§ **Text**:

My contributions to Norma's Red Scarf Project. From the left:
QuasiPseudoNeoNoro (say it, it's fun!)
Yarn: Plymouth Boku (95% wool, 5% nylon; 99 yds/skein), 2 skeins each of colors 6 and 11. This yarn is clearly a copy of Noro Silk Garden, minus the VM and some of the silk; it is also about $6/skein vs. $8/skein for the Noro :) It made a good substitute in my mind. The scarf is lightweight but squishy and warm. I was afraid it might be too scratchy to be comfortable, but it isn't. I wet-blocked it using Eucalan in the soak water which probably helped.
Pattern: Just like the Noro scarf. 1x1 ribbing, slip the first stitch of each row purlwise, alternate skeins every 2 rows.
Knitting this was positively addictive; I wanted to know how the colors would play out. I kept thinking I would need to break the yarn and take out lengths that didn't contrast enough, but that proved not to be necessary. Even when the colors of the two skeins were very close, the subtle differences still created discernible stripes.
Needles: KnitPicks Options, US#7.
Chocolate-covered Cherries
Yarn: A hodgepodge. The purpley red is the leftover alpaca from the scarf on the right, plus another skein of KnitPicks Andean Silk in the Sangria colorway (which turned out to be exactly the same shade as the leftover alpaca, but solid with a slight silky gleam instead of woolly and a bit heathery). The brown is 85 yards of Skacel Adagio (70% baby llama, 30% silk; 110ys/50gr per skein). The ivory is Rowan Kid Classic (70% lambswool/26% kid mohair/4% nylon), color 828; I still have most of the 153yd/50gr skein left.
This scarf is meltingly soft.
Pattern: Garter stitch, knit lengthwise. Cast on 270 st, leaving a tail of the approximate length that you want the fringe to be. Break yarn, ditto. Knit every row, leaving the fringe-length tail at beginning and end of every row. Change colors as it suits you. Bind-off with Elizabeth Zimmerman's sewn cast off. I made the brown stripes 3 rows wide so as to have a garter ridge on each side and to eliminate any possibility of the scarf having a wrong or right side. The white stripes are just one row. The purpley-red ones are at least three rows.

Records from a dataset:
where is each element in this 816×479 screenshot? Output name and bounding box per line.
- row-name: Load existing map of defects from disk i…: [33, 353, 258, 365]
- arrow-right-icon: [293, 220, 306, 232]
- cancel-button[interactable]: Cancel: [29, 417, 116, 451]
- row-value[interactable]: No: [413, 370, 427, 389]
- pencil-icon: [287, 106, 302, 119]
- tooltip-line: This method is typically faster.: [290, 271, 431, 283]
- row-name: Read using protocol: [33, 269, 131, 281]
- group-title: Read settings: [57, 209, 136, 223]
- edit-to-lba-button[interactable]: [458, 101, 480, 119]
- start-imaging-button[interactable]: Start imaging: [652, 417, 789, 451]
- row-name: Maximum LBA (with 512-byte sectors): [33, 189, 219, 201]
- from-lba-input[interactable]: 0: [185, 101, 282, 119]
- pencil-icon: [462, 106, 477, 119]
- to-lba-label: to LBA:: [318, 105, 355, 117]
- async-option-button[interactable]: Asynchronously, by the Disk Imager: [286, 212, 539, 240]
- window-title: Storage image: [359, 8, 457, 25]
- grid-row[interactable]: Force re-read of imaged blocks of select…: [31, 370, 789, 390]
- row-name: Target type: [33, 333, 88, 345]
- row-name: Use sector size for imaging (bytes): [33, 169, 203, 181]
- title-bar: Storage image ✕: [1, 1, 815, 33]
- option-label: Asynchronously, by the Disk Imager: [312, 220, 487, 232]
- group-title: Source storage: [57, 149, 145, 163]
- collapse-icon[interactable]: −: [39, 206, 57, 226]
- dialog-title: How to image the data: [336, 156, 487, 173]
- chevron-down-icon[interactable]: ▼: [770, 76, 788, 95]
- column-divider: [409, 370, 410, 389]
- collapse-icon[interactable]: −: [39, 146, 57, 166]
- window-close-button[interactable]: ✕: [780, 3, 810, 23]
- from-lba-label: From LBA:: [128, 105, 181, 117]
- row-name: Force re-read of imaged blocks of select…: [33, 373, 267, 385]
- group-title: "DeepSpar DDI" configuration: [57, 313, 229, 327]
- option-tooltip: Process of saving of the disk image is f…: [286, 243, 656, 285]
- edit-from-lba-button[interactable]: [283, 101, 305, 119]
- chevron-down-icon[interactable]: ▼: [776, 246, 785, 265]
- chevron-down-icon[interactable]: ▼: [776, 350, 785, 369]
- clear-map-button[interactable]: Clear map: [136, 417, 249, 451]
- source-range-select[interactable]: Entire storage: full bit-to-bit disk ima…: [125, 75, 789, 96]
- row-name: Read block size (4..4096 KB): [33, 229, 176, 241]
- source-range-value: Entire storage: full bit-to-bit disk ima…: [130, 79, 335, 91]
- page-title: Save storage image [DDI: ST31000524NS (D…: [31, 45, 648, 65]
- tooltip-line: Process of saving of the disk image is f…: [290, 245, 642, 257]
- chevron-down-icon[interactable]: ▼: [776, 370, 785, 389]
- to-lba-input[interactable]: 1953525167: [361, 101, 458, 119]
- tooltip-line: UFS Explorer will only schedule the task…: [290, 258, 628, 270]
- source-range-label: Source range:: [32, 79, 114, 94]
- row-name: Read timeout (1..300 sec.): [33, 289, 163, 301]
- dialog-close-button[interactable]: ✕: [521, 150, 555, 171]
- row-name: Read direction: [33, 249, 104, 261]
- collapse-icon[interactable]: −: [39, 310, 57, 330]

§ **What is needed**: Can you continue the knitting post about the red scarves from where it stops?

§ **Response to the exercise**:
The scarf isn't quite finished; I need to neaten up the ends and trim the fringe. MaƱana.
Needles: KnitPicks Options, US#7.
Ribbed and Striped Alpaca
Yarn: Filatura Lanarota Puno (100% alpaca, 100 yds/50gr), colorway 1526, most of three balls.
I bought this yarn last year at Smiley's Yarns internet sale ($2.99/skein), intending it for the RSP, but a proper scarf really would have required another ball; I didn't figure that out soon enough. So the yarn sat -- and sat -- until I bought some other yarn for the stripes: KnitPicks Andean Silk (55% superfine alpaca, 23% silk, 22% merino wool; 96yds/50gr per skein), one ball each of Navy and Hyacinth, plus a bit from a second ball of Hyacinth. This scarf is also sinfully cuddly.
Pattern: Standard scarf, 2x2 rib; slip the first stitch of each row purlwise. Narrower stripes are 4 rows each; wider ones are... wider.
Needles: KnitPicks Options, US#7.
The Orphan Foundation folks say they want unisex scarves so I tried to make these as non-gender-specific as possible. I may have succeeded a bit too well -- the one on the left is definitely masculine. I'm pretty sure the OFA folks will have no problem with that.
Now to gather some other goodies to go into the packages with them. Starbucks cards and chocolate, natch. The hodgepodge scarf reminds me of chocolate-covered cherries, but those are difficult to find in local stores. I shall persevere, though. Matching the chocolate to the scarf is key.